Aim - Go through the data below. Pull out every line that has the word "eine".

(Extracted data entries)
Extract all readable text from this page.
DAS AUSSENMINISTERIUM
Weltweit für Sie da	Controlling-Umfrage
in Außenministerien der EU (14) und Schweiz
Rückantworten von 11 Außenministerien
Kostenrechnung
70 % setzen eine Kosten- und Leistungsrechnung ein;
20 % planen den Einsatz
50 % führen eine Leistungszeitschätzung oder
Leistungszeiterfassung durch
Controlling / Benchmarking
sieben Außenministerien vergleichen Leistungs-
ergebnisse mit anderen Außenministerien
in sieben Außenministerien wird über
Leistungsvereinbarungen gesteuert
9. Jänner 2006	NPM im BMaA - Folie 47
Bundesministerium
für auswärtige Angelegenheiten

Exercise response -
70 % setzen eine Kosten- und Leistungsrechnung ein;
50 % führen eine Leistungszeitschätzung oder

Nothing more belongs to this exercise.